The Supreme Court of Washington. En Banc
Dec 31, 1969
463 P.2d 169 (Wash. 1969)

Summary

In Black Ball Freight Service v. Washington Utilities Transportation Commission, 77 Wn.2d 479, 463 P.2d 169, 171 (1969), the Washington Supreme Court held that "readiness, willingness and ability to serve" were more important factors to be considered in deciding whether operating rights were dormant than "mere numerical calculation of the number of shipments."

Summary of this case from Weaver Bros., Inc. v. Alaska Transp. Com'n

Opinion

No. 40264.

December 31, 1969.

[1] Carriers — Permits — Transfer of Permits — Dormant Rights. When determining whether rights under a nonscheduled, irregular-route, freight-hauling permit have become dormant, the carrier's readiness, willingness, and ability to serve, as shown by the maintenance of equipment consistent with the size and scope of its operation, are more important elements than is the mere numerical calculation of shipments that have been made over the route.

[2] Carriers — Permits — Transfer of Permits — New Service — Increased Competition. There was no "new common carrier operation or service" resulting from the transfer of an existing nonscheduled hauling permit merely because increased activity of the new permitee might result in increased competition to other carriers, where the authority under the permit would remain the same, and activities could not exceed the existing limitations.

[3] Carriers — Permits — Transfer of Permits — Segmentation of Route. Although legislation does not specifically authorize transfer of part of a permit, a decision of the Utilities and Transportation Commission that an irregular-route, radial, freight-hauling permit was subject to segmentation was proper and not arbitrary and capricious or without substantial supporting evidence, where the portion of the route transferred was within designated county lines, making it easy to police by the commission and an identifiable territory to shippers.

#### [WHAT IS REQUIRED]
In the Washington Supreme Court case text, which factors did the court rank above a mere count of shipments in deciding whether operating rights were dormant?

Element and region data:
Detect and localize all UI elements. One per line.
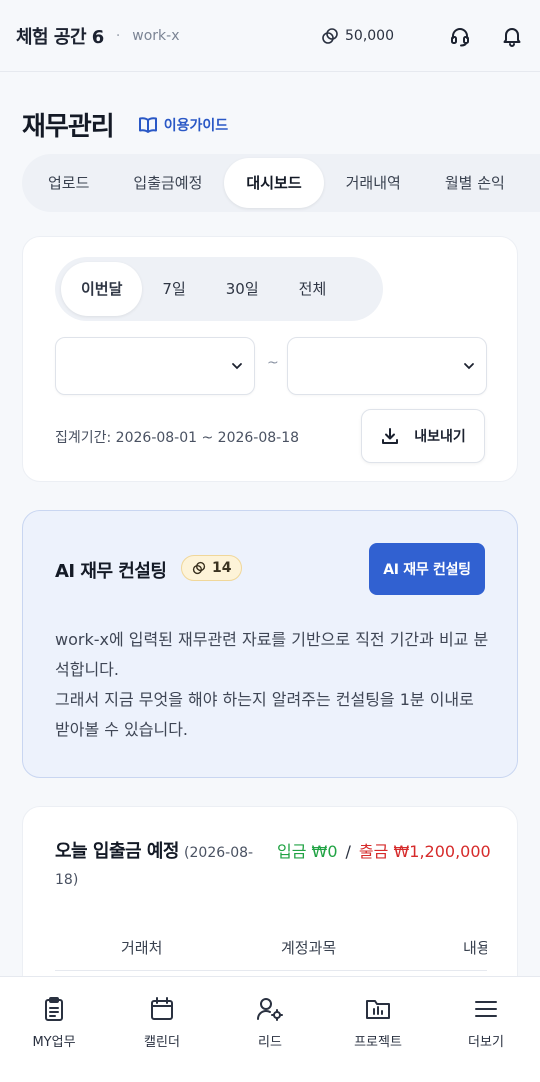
guide-link[interactable]: 이용가이드 bbox=[138, 115, 228, 135]
bell-icon bbox=[503, 27, 521, 47]
column-header-vendor: 거래처 bbox=[121, 939, 163, 957]
column-header-account: 계정과목 bbox=[281, 939, 337, 957]
book-icon bbox=[138, 116, 157, 133]
nav-my-tasks[interactable]: MY업무 bbox=[0, 977, 108, 1082]
ai-credit-count: 14 bbox=[212, 560, 232, 576]
tab-monthly-pl[interactable]: 월별 손익 bbox=[423, 158, 527, 208]
bottom-nav: MY업무 캘린더 리드 프로젝트 더보기 bbox=[0, 976, 540, 1082]
folder-chart-icon bbox=[366, 1000, 390, 1019]
summary-slash: / bbox=[345, 842, 351, 861]
ai-description-line: work-x에 입력된 재무관련 자료를 기반으로 직전 기간과 비교 분석합니… bbox=[55, 630, 489, 679]
page-title: 재무관리 bbox=[22, 112, 115, 142]
date-range-tilde: ~ bbox=[267, 355, 279, 371]
ai-title: AI 재무 컨설팅 bbox=[55, 561, 167, 582]
end-date-select[interactable] bbox=[287, 337, 487, 395]
tab-upload[interactable]: 업로드 bbox=[26, 158, 111, 208]
top-bar: 체험 공간 6 · work-x 50,000 bbox=[0, 0, 540, 72]
coin-amount: 50,000 bbox=[345, 27, 394, 44]
expense-amount: 출금 ₩1,200,000 bbox=[358, 842, 491, 861]
coin-icon bbox=[192, 561, 206, 575]
aggregation-period: 집계기간: 2026-08-01 ~ 2026-08-18 bbox=[55, 430, 300, 446]
tab-bar: 업로드 입출금예정 대시보드 거래내역 월별 손익 bbox=[22, 154, 540, 212]
period-this-month[interactable]: 이번달 bbox=[61, 262, 143, 316]
period-30d[interactable]: 30일 bbox=[206, 262, 279, 316]
ai-description-line: 그래서 지금 무엇을 해야 하는지 알려주는 컨설팅을 1분 이내로 받아볼 수… bbox=[55, 690, 474, 739]
ai-description: work-x에 입력된 재무관련 자료를 기반으로 직전 기간과 비교 분석합니… bbox=[55, 625, 491, 745]
headset-icon bbox=[451, 27, 469, 46]
nav-label: 리드 bbox=[258, 1035, 282, 1050]
table-header: 거래처 계정과목 내용 bbox=[55, 931, 487, 971]
top-actions: 50,000 bbox=[321, 24, 524, 48]
separator-dot: · bbox=[115, 27, 121, 44]
period-7d[interactable]: 7일 bbox=[142, 262, 205, 316]
chevron-down-icon bbox=[232, 363, 242, 370]
chevron-down-icon bbox=[464, 363, 474, 370]
today-title: 오늘 입출금 예정 bbox=[55, 841, 179, 862]
nav-label: 프로젝트 bbox=[354, 1035, 402, 1050]
today-heading: 오늘 입출금 예정 (2026-08-18) bbox=[55, 839, 265, 893]
headset-button[interactable] bbox=[448, 24, 472, 48]
nav-label: 더보기 bbox=[468, 1035, 504, 1050]
ai-consulting-card: AI 재무 컨설팅 14 AI 재무 컨설팅 work-x에 입력된 재무관련 … bbox=[22, 510, 518, 778]
nav-label: 캘린더 bbox=[144, 1035, 180, 1050]
tab-scheduled[interactable]: 입출금예정 bbox=[111, 158, 224, 208]
nav-leads[interactable]: 리드 bbox=[216, 977, 324, 1082]
export-button[interactable]: 내보내기 bbox=[361, 409, 485, 463]
tab-dashboard[interactable]: 대시보드 bbox=[224, 158, 324, 208]
ai-consulting-button[interactable]: AI 재무 컨설팅 bbox=[369, 543, 485, 595]
ai-credit-badge: 14 bbox=[181, 555, 243, 581]
menu-icon bbox=[475, 1001, 497, 1017]
nav-label: MY업무 bbox=[32, 1035, 76, 1050]
workspace-sub: work-x bbox=[132, 27, 180, 44]
period-all[interactable]: 전체 bbox=[279, 262, 347, 316]
income-amount: 입금 ₩0 bbox=[277, 842, 338, 861]
coin-balance[interactable]: 50,000 bbox=[321, 27, 394, 45]
tab-transactions[interactable]: 거래내역 bbox=[324, 158, 423, 208]
clipboard-icon bbox=[45, 997, 63, 1021]
export-label: 내보내기 bbox=[414, 429, 466, 445]
user-gear-icon bbox=[257, 998, 283, 1021]
notification-button[interactable] bbox=[500, 24, 524, 48]
period-segment: 이번달 7일 30일 전체 bbox=[55, 257, 383, 321]
column-header-content: 내용 bbox=[463, 939, 487, 957]
title-row: 재무관리 이용가이드 bbox=[22, 106, 228, 143]
guide-label: 이용가이드 bbox=[163, 117, 229, 134]
nav-calendar[interactable]: 캘린더 bbox=[108, 977, 216, 1082]
nav-more[interactable]: 더보기 bbox=[432, 977, 540, 1082]
workspace-name[interactable]: 체험 공간 6 bbox=[16, 23, 104, 49]
calendar-icon bbox=[151, 997, 173, 1020]
coin-icon bbox=[322, 27, 338, 44]
today-summary: 입금 ₩0 / 출금 ₩1,200,000 bbox=[277, 839, 497, 865]
start-date-select[interactable] bbox=[55, 337, 255, 395]
filter-card: 이번달 7일 30일 전체 ~ 집계기간: 2026-08-01 ~ 2026-… bbox=[22, 236, 518, 482]
download-icon bbox=[382, 428, 399, 444]
nav-projects[interactable]: 프로젝트 bbox=[324, 977, 432, 1082]
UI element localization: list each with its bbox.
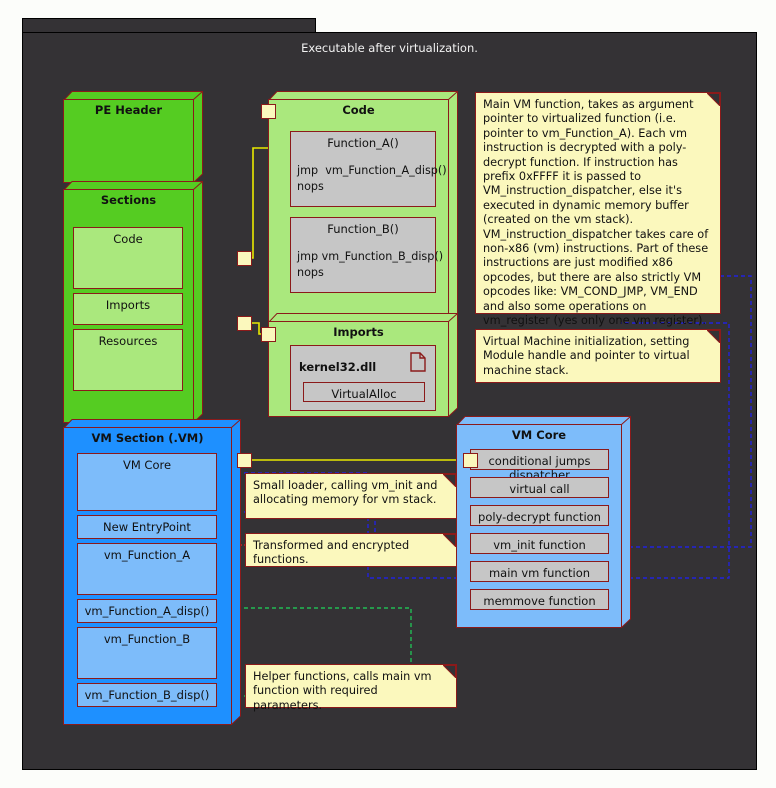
note-small-loader[interactable]: Small loader, calling vm_init and alloca… [245, 473, 457, 519]
kernel32-label: kernel32.dll [299, 360, 377, 374]
connector-dot-code-source[interactable] [237, 251, 252, 266]
vm-core-item-poly-decrypt-function[interactable]: poly-decrypt function [470, 505, 609, 526]
note-main-vm-function[interactable]: Main VM function, takes as argument poin… [475, 92, 721, 327]
vm-section-item-new-entrypoint-label: New EntryPoint [103, 520, 191, 534]
document-icon [410, 352, 426, 375]
note-small-loader-text: Small loader, calling vm_init and alloca… [253, 479, 438, 507]
sections-item-imports-label: Imports [105, 298, 151, 312]
note-fold-icon [707, 93, 720, 106]
function-a-block[interactable]: Function_A() jmp vm_Function_A_disp() no… [290, 131, 447, 207]
code-package[interactable]: Code Function_A() jmp vm_Function_A_disp… [268, 91, 458, 343]
function-b-block[interactable]: Function_B() jmp vm_Function_B_disp() no… [290, 217, 443, 293]
sections-package[interactable]: Sections Code Imports Resources [63, 181, 203, 423]
vm-section-item-vm-core[interactable]: VM Core [77, 453, 217, 511]
connector-dot-imports-source[interactable] [237, 316, 252, 331]
virtualalloc-label: VirtualAlloc [331, 387, 397, 401]
vm-section-item-vm-function-a-label: vm_Function_A [103, 548, 191, 562]
imports-package-side-edge [448, 313, 458, 417]
virtualalloc-entry[interactable]: VirtualAlloc [303, 382, 425, 402]
diagram-root: Executable after virtualization. PE Head… [0, 0, 776, 788]
kernel32-block[interactable]: kernel32.dll VirtualAlloc [290, 345, 436, 411]
vm-core-item-conditional-jumps-dispatcher[interactable]: conditional jumps dispatcher [470, 449, 609, 482]
sections-item-code[interactable]: Code [73, 227, 183, 289]
vm-section-item-vm-function-b-disp-label: vm_Function_B_disp() [84, 688, 210, 702]
note-fold-icon [443, 665, 456, 678]
vm-section-title: VM Section (.VM) [91, 431, 204, 445]
canvas-title: Executable after virtualization. [301, 41, 478, 55]
function-b-line-1: nops [297, 266, 324, 279]
vm-core-title: VM Core [511, 428, 567, 442]
vm-core-item-1-label: virtual call [509, 482, 570, 496]
sections-title: Sections [100, 193, 157, 207]
note-fold-icon [443, 474, 456, 487]
connector-dot-imports-target[interactable] [261, 327, 276, 342]
vm-core-item-2-label: poly-decrypt function [478, 510, 601, 524]
note-vm-init-text: Virtual Machine initialization, setting … [483, 335, 690, 377]
vm-section-item-vm-function-a[interactable]: vm_Function_A [77, 543, 217, 595]
vm-section-item-vm-function-b[interactable]: vm_Function_B [77, 627, 217, 679]
sections-item-resources-label: Resources [98, 334, 158, 348]
function-b-name: Function_B() [327, 222, 399, 236]
vm-core-item-virtual-call[interactable]: virtual call [470, 477, 609, 498]
sections-item-resources[interactable]: Resources [73, 329, 183, 391]
function-b-line-0: jmp vm_Function_B_disp() [297, 250, 444, 263]
sections-side-edge [193, 181, 203, 423]
vm-core-item-4-label: main vm function [488, 566, 591, 580]
note-transformed[interactable]: Transformed and encrypted functions. [245, 533, 457, 567]
imports-package-title: Imports [333, 325, 384, 339]
connector-dot-vmsection-source[interactable] [237, 453, 252, 468]
vm-core-item-5-label: memmove function [483, 594, 596, 608]
vm-section-item-vm-core-label: VM Core [122, 458, 172, 472]
note-vm-init[interactable]: Virtual Machine initialization, setting … [475, 329, 721, 383]
note-fold-icon [443, 534, 456, 547]
function-a-line-0: jmp vm_Function_A_disp() [297, 164, 447, 177]
sections-item-code-label: Code [113, 232, 143, 246]
function-a-name: Function_A() [327, 136, 399, 150]
vm-section-item-vm-function-a-disp[interactable]: vm_Function_A_disp() [77, 599, 217, 623]
vm-core-item-main-vm-function[interactable]: main vm function [470, 561, 609, 582]
note-main-vm-function-text: Main VM function, takes as argument poin… [483, 98, 709, 328]
note-fold-icon [707, 330, 720, 343]
vm-section-item-vm-function-a-disp-label: vm_Function_A_disp() [84, 604, 210, 618]
function-a-line-1: nops [297, 180, 324, 193]
vm-core-item-3-label: vm_init function [493, 538, 586, 552]
vm-section-item-new-entrypoint[interactable]: New EntryPoint [77, 515, 217, 539]
imports-package[interactable]: Imports kernel32.dll VirtualAlloc [268, 313, 458, 417]
window-tab-strip [22, 18, 316, 33]
sections-item-imports[interactable]: Imports [73, 293, 183, 325]
vm-core-package[interactable]: VM Core conditional jumps dispatcher vir… [456, 416, 631, 628]
connector-dot-code-target[interactable] [261, 104, 276, 119]
vm-section-item-vm-function-b-label: vm_Function_B [103, 632, 191, 646]
note-helper-text: Helper functions, calls main vm function… [253, 670, 432, 712]
diagram-canvas: Executable after virtualization. PE Head… [22, 32, 757, 770]
vm-core-item-vm-init-function[interactable]: vm_init function [470, 533, 609, 554]
vm-core-side-edge [621, 416, 631, 628]
vm-core-item-memmove-function[interactable]: memmove function [470, 589, 609, 610]
code-package-title: Code [342, 103, 375, 117]
pe-header-package[interactable]: PE Header [63, 91, 203, 183]
pe-header-title: PE Header [94, 103, 163, 117]
vm-section-item-vm-function-b-disp[interactable]: vm_Function_B_disp() [77, 683, 217, 707]
pe-header-side-edge [193, 91, 203, 183]
note-helper[interactable]: Helper functions, calls main vm function… [245, 664, 457, 712]
connector-dot-vmcore-target[interactable] [463, 453, 478, 468]
code-package-side-edge [448, 91, 458, 343]
vm-section-package[interactable]: VM Section (.VM) VM Core New EntryPoint … [63, 419, 241, 725]
note-transformed-text: Transformed and encrypted functions. [253, 539, 410, 567]
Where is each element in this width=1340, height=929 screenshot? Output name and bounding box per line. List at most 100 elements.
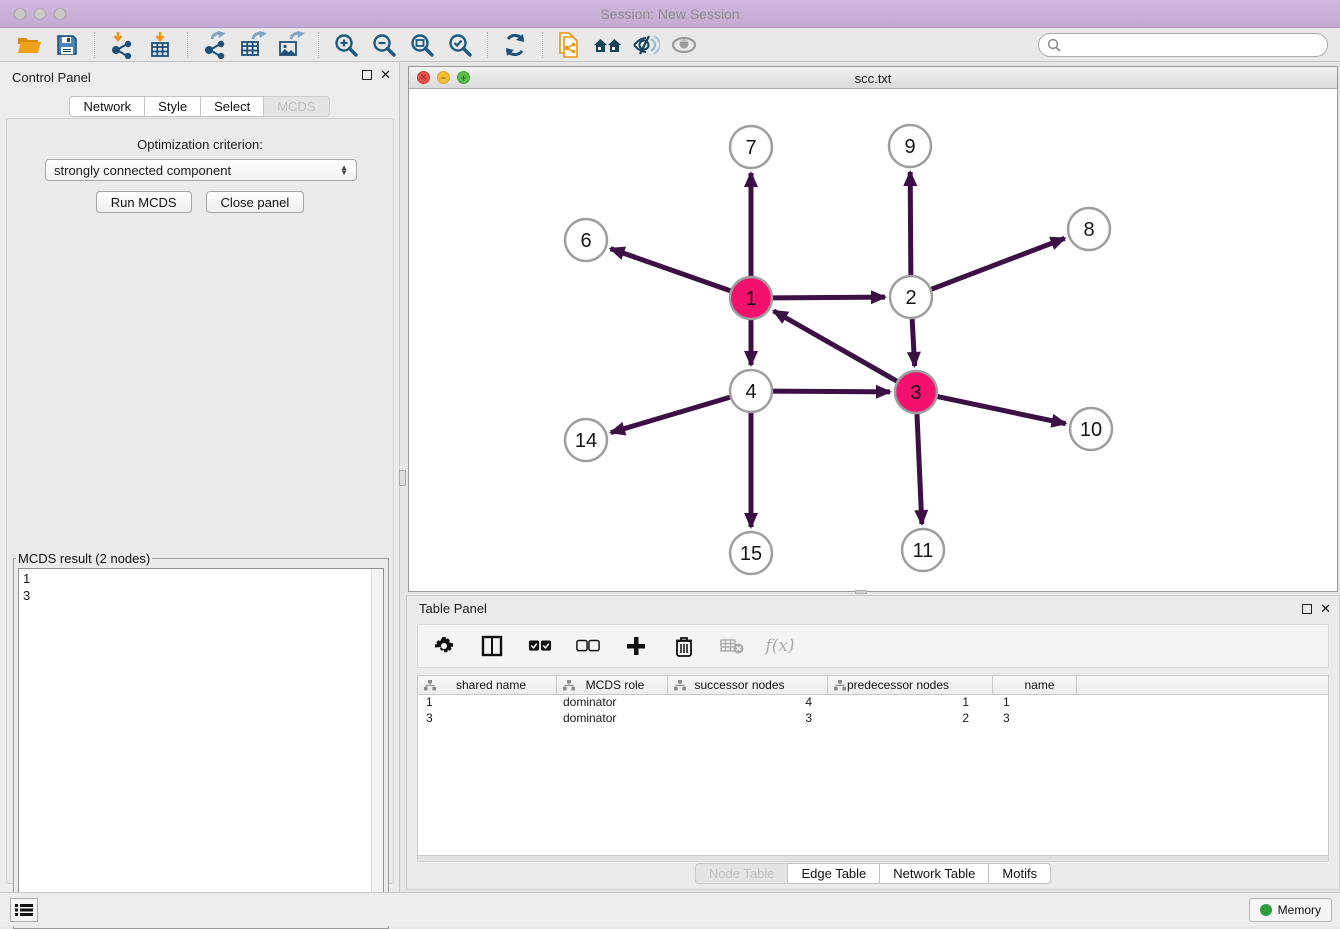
column-header-predecessor-nodes[interactable]: predecessor nodes: [828, 676, 993, 694]
graph-node-15[interactable]: 15: [730, 532, 772, 574]
network-graph[interactable]: 7 9 6 8 1 2 4 3 14 10 15 11: [409, 89, 1337, 591]
graph-node-7[interactable]: 7: [730, 126, 772, 168]
save-session-icon[interactable]: [52, 31, 82, 59]
graph-node-14[interactable]: 14: [565, 419, 607, 461]
export-network-icon[interactable]: [200, 31, 230, 59]
mcds-result-box: MCDS result (2 nodes) 1 3: [13, 551, 389, 929]
export-table-icon[interactable]: [238, 31, 268, 59]
svg-text:15: 15: [740, 543, 762, 565]
network-window-titlebar[interactable]: ✕ − + scc.txt: [409, 67, 1337, 89]
close-panel-button[interactable]: Close panel: [206, 191, 305, 213]
graph-node-9[interactable]: 9: [889, 125, 931, 167]
table-settings-gear-icon[interactable]: [432, 634, 456, 658]
search-box[interactable]: [1038, 33, 1328, 57]
result-line: 3: [23, 587, 379, 604]
toolbar-separator: [94, 32, 95, 58]
add-column-icon[interactable]: [624, 634, 648, 658]
graph-edge-4-3[interactable]: [773, 391, 890, 392]
result-scrollbar[interactable]: [371, 569, 383, 921]
optimization-criterion-label: Optimization criterion:: [7, 137, 393, 152]
svg-text:10: 10: [1080, 419, 1102, 441]
tab-motifs[interactable]: Motifs: [989, 863, 1051, 884]
control-panel: Control Panel ✕ Network Style Select MCD…: [0, 62, 400, 892]
tab-select[interactable]: Select: [201, 96, 264, 117]
memory-button[interactable]: Memory: [1249, 898, 1332, 922]
toolbar-separator: [487, 32, 488, 58]
network-canvas[interactable]: 7 9 6 8 1 2 4 3 14 10 15 11: [409, 89, 1337, 591]
graph-edge-3-10[interactable]: [938, 397, 1066, 424]
svg-text:1: 1: [745, 288, 756, 310]
table-row[interactable]: 1 dominator 4 1 1: [418, 695, 1328, 711]
graph-node-8[interactable]: 8: [1068, 208, 1110, 250]
tab-mcds[interactable]: MCDS: [264, 96, 329, 117]
select-all-rows-icon[interactable]: [528, 634, 552, 658]
control-panel-close-icon[interactable]: ✕: [380, 69, 391, 81]
column-header-successor-nodes[interactable]: successor nodes: [668, 676, 828, 694]
apply-layout-icon[interactable]: [500, 31, 530, 59]
tab-node-table[interactable]: Node Table: [695, 863, 789, 884]
criterion-select[interactable]: strongly connected component ▲▼: [45, 159, 357, 181]
graph-node-1[interactable]: 1: [730, 277, 772, 319]
tab-network[interactable]: Network: [69, 96, 145, 117]
graph-node-3[interactable]: 3: [895, 371, 937, 413]
svg-text:2: 2: [905, 287, 916, 309]
table-scrollbar-strip[interactable]: [417, 856, 1329, 862]
network-document-icon[interactable]: [555, 31, 585, 59]
mcds-result-text[interactable]: 1 3: [18, 568, 384, 922]
show-log-list-icon[interactable]: [10, 898, 38, 922]
deselect-all-rows-icon[interactable]: [576, 634, 600, 658]
horizontal-splitter-handle[interactable]: [855, 590, 867, 594]
graph-node-2[interactable]: 2: [890, 276, 932, 318]
graph-edge-4-14[interactable]: [611, 397, 730, 432]
run-mcds-button[interactable]: Run MCDS: [96, 191, 192, 213]
table-toolbar: f(x): [417, 624, 1329, 668]
svg-text:7: 7: [745, 137, 756, 159]
cell-name: 3: [993, 711, 1077, 727]
table-panel-close-icon[interactable]: ✕: [1320, 603, 1331, 615]
import-table-icon[interactable]: [145, 31, 175, 59]
graph-edge-3-1[interactable]: [774, 311, 897, 381]
graph-edge-1-2[interactable]: [773, 297, 885, 298]
tree-icon: [674, 680, 686, 691]
delete-table-icon: [720, 634, 744, 658]
hide-annotations-eye-icon[interactable]: [631, 31, 661, 59]
zoom-fit-icon[interactable]: [407, 31, 437, 59]
delete-column-trash-icon[interactable]: [672, 634, 696, 658]
tab-style[interactable]: Style: [145, 96, 201, 117]
eye-icon: [669, 31, 699, 59]
column-header-name[interactable]: name: [993, 676, 1077, 694]
export-image-icon[interactable]: [276, 31, 306, 59]
svg-text:8: 8: [1083, 219, 1094, 241]
show-columns-icon[interactable]: [480, 634, 504, 658]
open-session-icon[interactable]: [14, 31, 44, 59]
graph-node-10[interactable]: 10: [1070, 408, 1112, 450]
column-header-mcds-role[interactable]: MCDS role: [557, 676, 668, 694]
graph-node-4[interactable]: 4: [730, 370, 772, 412]
table-row[interactable]: 3 dominator 3 2 3: [418, 711, 1328, 727]
svg-text:4: 4: [745, 381, 756, 403]
tab-edge-table[interactable]: Edge Table: [788, 863, 880, 884]
search-input[interactable]: [1066, 38, 1319, 52]
memory-label: Memory: [1278, 903, 1321, 917]
import-network-icon[interactable]: [107, 31, 137, 59]
graph-edge-3-11[interactable]: [917, 414, 922, 524]
vertical-splitter-handle[interactable]: [399, 470, 406, 486]
control-panel-float-icon[interactable]: [362, 70, 372, 80]
graph-node-6[interactable]: 6: [565, 219, 607, 261]
cell-predecessor-nodes: 2: [828, 711, 993, 727]
cell-predecessor-nodes: 1: [828, 695, 993, 711]
zoom-in-icon[interactable]: [331, 31, 361, 59]
houses-icon[interactable]: [593, 31, 623, 59]
graph-node-11[interactable]: 11: [902, 529, 944, 571]
table-panel-float-icon[interactable]: [1302, 604, 1312, 614]
zoom-selected-icon[interactable]: [445, 31, 475, 59]
graph-edge-2-9[interactable]: [910, 172, 911, 275]
graph-edge-1-6[interactable]: [611, 249, 731, 291]
zoom-out-icon[interactable]: [369, 31, 399, 59]
network-window[interactable]: ✕ − + scc.txt 7 9 6 8 1 2 4 3 14 10 15 11: [408, 66, 1338, 592]
column-header-shared-name[interactable]: shared name: [418, 676, 557, 694]
graph-edge-2-3[interactable]: [912, 319, 914, 366]
graph-edge-2-8[interactable]: [932, 238, 1065, 289]
memory-status-dot: [1260, 904, 1272, 916]
tab-network-table[interactable]: Network Table: [880, 863, 989, 884]
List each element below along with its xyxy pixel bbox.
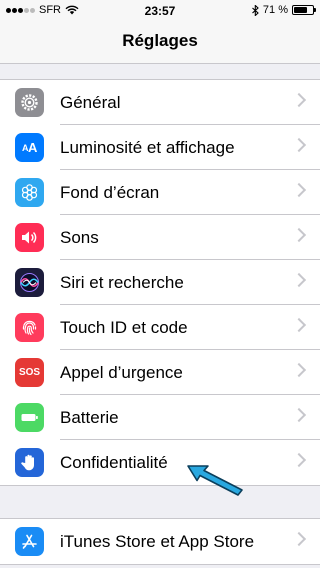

#### [FINAL ANSWER]
Readiness, willingness and ability to serve.